Materials provided:
********

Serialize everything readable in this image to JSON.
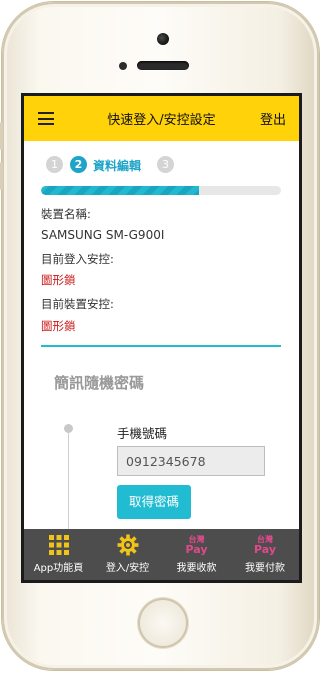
{
  "header": {
    "title": "快速登入/安控設定",
    "logout_label": "登出"
  },
  "steps": [
    {
      "number": "1",
      "label": "",
      "active": false
    },
    {
      "number": "2",
      "label": "資料編輯",
      "active": true
    },
    {
      "number": "3",
      "label": "",
      "active": false
    }
  ],
  "progress": {
    "percent": 66
  },
  "device": {
    "name_label": "裝置名稱:",
    "name_value": "SAMSUNG SM-G900I",
    "login_security_label": "目前登入安控:",
    "login_security_value": "圖形鎖",
    "device_security_label": "目前裝置安控:",
    "device_security_value": "圖形鎖"
  },
  "sms": {
    "section_title": "簡訊隨機密碼",
    "phone_label": "手機號碼",
    "phone_value": "0912345678",
    "get_button_label": "取得密碼"
  },
  "bottom_nav": {
    "items": [
      {
        "label": "App功能頁",
        "icon": "grid-icon"
      },
      {
        "label": "登入/安控",
        "icon": "gear-icon"
      },
      {
        "label": "我要收款",
        "icon": "taiwan-pay-icon",
        "icon_text_top": "台灣",
        "icon_text_bottom": "Pay"
      },
      {
        "label": "我要付款",
        "icon": "taiwan-pay-icon",
        "icon_text_top": "台灣",
        "icon_text_bottom": "Pay"
      }
    ]
  },
  "colors": {
    "header_bg": "#ffd209",
    "accent": "#22bcd2",
    "alert_red": "#cc1a1a",
    "nav_bg": "#4d4d4d",
    "gear_yellow": "#f0c419",
    "pay_pink": "#e04a8c"
  }
}
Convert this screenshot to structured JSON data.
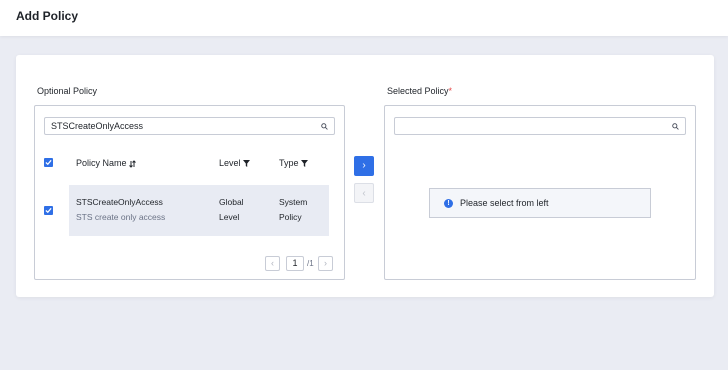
{
  "header": {
    "title": "Add Policy"
  },
  "optional": {
    "label": "Optional Policy",
    "search_value": "STSCreateOnlyAccess",
    "columns": {
      "name": "Policy Name",
      "level": "Level",
      "type": "Type"
    },
    "rows": [
      {
        "checked": true,
        "name": "STSCreateOnlyAccess",
        "description": "STS create only access",
        "level_line1": "Global",
        "level_line2": "Level",
        "type_line1": "System",
        "type_line2": "Policy"
      }
    ],
    "pager": {
      "prev": "‹",
      "current": "1",
      "total": "/1",
      "next": "›"
    }
  },
  "transfer": {
    "to_right": "›",
    "to_left": "‹"
  },
  "selected": {
    "label": "Selected Policy",
    "required_mark": "*",
    "search_value": "",
    "empty_message": "Please select from left"
  },
  "colors": {
    "accent": "#2f6fe6",
    "required": "#e64545",
    "row_highlight": "#e8ebf3"
  }
}
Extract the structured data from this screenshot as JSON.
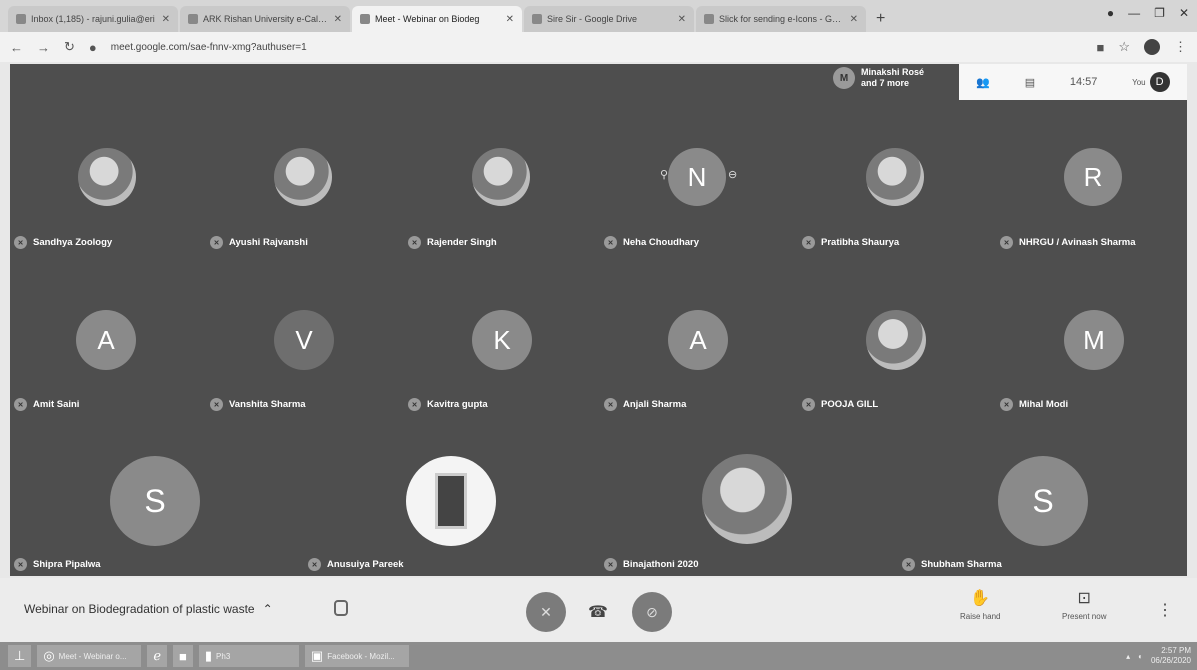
{
  "browser": {
    "tabs": [
      {
        "title": "Inbox (1,185) - rajuni.gulia@eri"
      },
      {
        "title": "ARK Rishan University e-Calend"
      },
      {
        "title": "Meet - Webinar on Biodeg"
      },
      {
        "title": "Sire Sir - Google Drive"
      },
      {
        "title": "Slick for sending e-Icons - Google"
      }
    ],
    "new_tab": "+",
    "url": "meet.google.com/sae-fnnv-xmg?authuser=1"
  },
  "meet": {
    "top_card_chip": {
      "initial": "M",
      "line1": "Minakshi Rosé",
      "line2": "and 7 more"
    },
    "clock": "14:57",
    "self_initial": "D",
    "self_label": "You",
    "participants": [
      {
        "name": "Sandhya Zoology",
        "initial": "",
        "kind": "photo"
      },
      {
        "name": "Ayushi Rajvanshi",
        "initial": "",
        "kind": "photo"
      },
      {
        "name": "Rajender Singh",
        "initial": "",
        "kind": "photo"
      },
      {
        "name": "Neha Choudhary",
        "initial": "N",
        "kind": "letter"
      },
      {
        "name": "Pratibha Shaurya",
        "initial": "",
        "kind": "photo"
      },
      {
        "name": "NHRGU / Avinash Sharma",
        "initial": "R",
        "kind": "letter"
      },
      {
        "name": "Amit Saini",
        "initial": "A",
        "kind": "letter"
      },
      {
        "name": "Vanshita Sharma",
        "initial": "V",
        "kind": "dark"
      },
      {
        "name": "Kavitra gupta",
        "initial": "K",
        "kind": "letter"
      },
      {
        "name": "Anjali Sharma",
        "initial": "A",
        "kind": "letter"
      },
      {
        "name": "POOJA GILL",
        "initial": "",
        "kind": "photo"
      },
      {
        "name": "Mihal Modi",
        "initial": "M",
        "kind": "letter"
      },
      {
        "name": "Shipra Pipalwa",
        "initial": "S",
        "kind": "letter"
      },
      {
        "name": "Anusuiya Pareek",
        "initial": "",
        "kind": "white"
      },
      {
        "name": "Binajathoni 2020",
        "initial": "",
        "kind": "photo"
      },
      {
        "name": "Shubham Sharma",
        "initial": "S",
        "kind": "letter"
      }
    ],
    "meeting_title": "Webinar on Biodegradation of plastic waste",
    "raise_hand": "Raise hand",
    "present_now": "Present now"
  },
  "taskbar": {
    "items": [
      {
        "label": "Meet - Webinar o..."
      },
      {
        "label": ""
      },
      {
        "label": ""
      },
      {
        "label": "Ph3"
      },
      {
        "label": "Facebook - Mozil..."
      }
    ],
    "time": "2:57 PM",
    "date": "06/26/2020"
  },
  "colors": {
    "stage_bg": "#4e4e4e",
    "controls_bg": "#ececec",
    "taskbar_bg": "#8d8d8d"
  }
}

********

Problem to work on: Copy every line above that includes the string "JSON".

Task solution:
Serialize everything readable in this image to JSON.
Convert this screenshot to structured JSON data.
Extract the structured data from this screenshot as JSON.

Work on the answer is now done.